Passage
BEGIN
# Microsoft lifts GPL code, uses in Microsoft Store tool



## Mumbodog (Oct 3, 2007)

http://www.withinwindows.com/2009/11/06/microsoft-lifts-gpl-code-uses-in-microsoft-store-tool/

The tool in question
http://store.microsoft.com/Help/ISO-Tool

.


----------



## Mumbodog (Oct 3, 2007)

I see MS has removed the page in question.

http://store.microsoft.com/Help/ISO-Tool

Glad I got a copy while the getting was good..

http://www.mediafire.com/download.php?gmwnzhzjt2i

..


----------



## Mumbodog (Oct 3, 2007)

Microsoft pleads guilty

http://port25.technet.com/archive/2...-open-source-the-windows-7-download-tool.aspx


----------



## tomdkat (May 6, 2006)
END
Task set
1: In the thread on Microsoft's use of GPL code, which page does the poster say Microsoft has removed?
2: Carry the thread on Microsoft's use of GPL code forward from the point where it stops.
The items that come next are separate material with no connection to the thread on Microsoft's use of GPL code.

Region annotation records:
BEGIN
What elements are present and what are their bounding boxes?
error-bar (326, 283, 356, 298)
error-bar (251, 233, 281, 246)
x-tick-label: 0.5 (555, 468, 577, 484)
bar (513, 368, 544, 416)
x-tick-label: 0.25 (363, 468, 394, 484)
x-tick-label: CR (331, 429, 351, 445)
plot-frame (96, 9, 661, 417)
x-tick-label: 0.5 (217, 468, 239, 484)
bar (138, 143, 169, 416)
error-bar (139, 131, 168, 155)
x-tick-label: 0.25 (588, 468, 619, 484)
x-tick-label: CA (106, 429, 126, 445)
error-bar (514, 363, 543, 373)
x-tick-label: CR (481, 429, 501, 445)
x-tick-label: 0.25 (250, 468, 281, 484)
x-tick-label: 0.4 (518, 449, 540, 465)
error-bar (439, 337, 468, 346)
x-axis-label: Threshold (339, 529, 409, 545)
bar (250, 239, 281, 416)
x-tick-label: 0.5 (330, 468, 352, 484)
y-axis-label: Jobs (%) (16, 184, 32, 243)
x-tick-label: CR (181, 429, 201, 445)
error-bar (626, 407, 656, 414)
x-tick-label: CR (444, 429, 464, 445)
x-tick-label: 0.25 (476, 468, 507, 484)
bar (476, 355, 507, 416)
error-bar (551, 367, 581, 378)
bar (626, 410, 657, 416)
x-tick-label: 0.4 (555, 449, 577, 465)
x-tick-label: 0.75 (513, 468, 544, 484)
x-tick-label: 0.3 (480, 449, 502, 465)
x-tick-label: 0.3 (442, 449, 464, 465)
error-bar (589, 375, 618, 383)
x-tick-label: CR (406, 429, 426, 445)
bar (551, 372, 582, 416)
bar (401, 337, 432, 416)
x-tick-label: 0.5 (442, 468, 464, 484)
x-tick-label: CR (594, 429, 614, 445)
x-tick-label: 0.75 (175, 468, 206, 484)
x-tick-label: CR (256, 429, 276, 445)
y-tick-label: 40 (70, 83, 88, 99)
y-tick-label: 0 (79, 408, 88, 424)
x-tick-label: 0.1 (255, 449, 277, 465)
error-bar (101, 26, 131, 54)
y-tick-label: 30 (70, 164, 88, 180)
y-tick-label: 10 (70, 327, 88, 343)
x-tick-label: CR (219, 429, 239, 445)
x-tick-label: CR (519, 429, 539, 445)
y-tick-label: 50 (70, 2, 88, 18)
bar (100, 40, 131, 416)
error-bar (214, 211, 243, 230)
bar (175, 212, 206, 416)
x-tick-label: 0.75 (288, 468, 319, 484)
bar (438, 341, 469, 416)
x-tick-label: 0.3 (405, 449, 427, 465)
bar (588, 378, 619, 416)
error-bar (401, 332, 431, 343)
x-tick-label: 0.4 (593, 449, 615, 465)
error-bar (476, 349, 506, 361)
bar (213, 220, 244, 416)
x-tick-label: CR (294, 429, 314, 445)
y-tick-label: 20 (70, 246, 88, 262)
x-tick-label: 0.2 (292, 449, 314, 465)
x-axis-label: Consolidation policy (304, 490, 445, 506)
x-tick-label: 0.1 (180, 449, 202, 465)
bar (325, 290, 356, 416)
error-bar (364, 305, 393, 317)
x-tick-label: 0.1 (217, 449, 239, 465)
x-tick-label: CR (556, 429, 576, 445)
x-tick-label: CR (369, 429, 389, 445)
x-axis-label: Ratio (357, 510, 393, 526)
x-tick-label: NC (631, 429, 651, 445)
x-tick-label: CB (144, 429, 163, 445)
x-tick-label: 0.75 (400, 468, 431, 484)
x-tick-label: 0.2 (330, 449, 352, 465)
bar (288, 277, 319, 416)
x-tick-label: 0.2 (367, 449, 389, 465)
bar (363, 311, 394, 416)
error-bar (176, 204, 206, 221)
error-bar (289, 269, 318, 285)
END
Solved tasks
1: The ISO-Tool help page on the Microsoft Store site (store.microsoft.com/Help/ISO-Tool).

2:
At least MS came clean. They should really start embracing the OSS community, as Apple did. This way, issues like this wouldn't exist.

Peace...


----------



## Mumbodog (Oct 3, 2007)

Microsoft has Open Sourced the tool

http://arstechnica.com/microsoft/news/2009/12/microsoft-finally-open-sources-windows-7-tool.ars

http://port25.technet.com/archive/2...b-dvd-download-tool-released-under-gplv2.aspx

The original MS link is hot again.

.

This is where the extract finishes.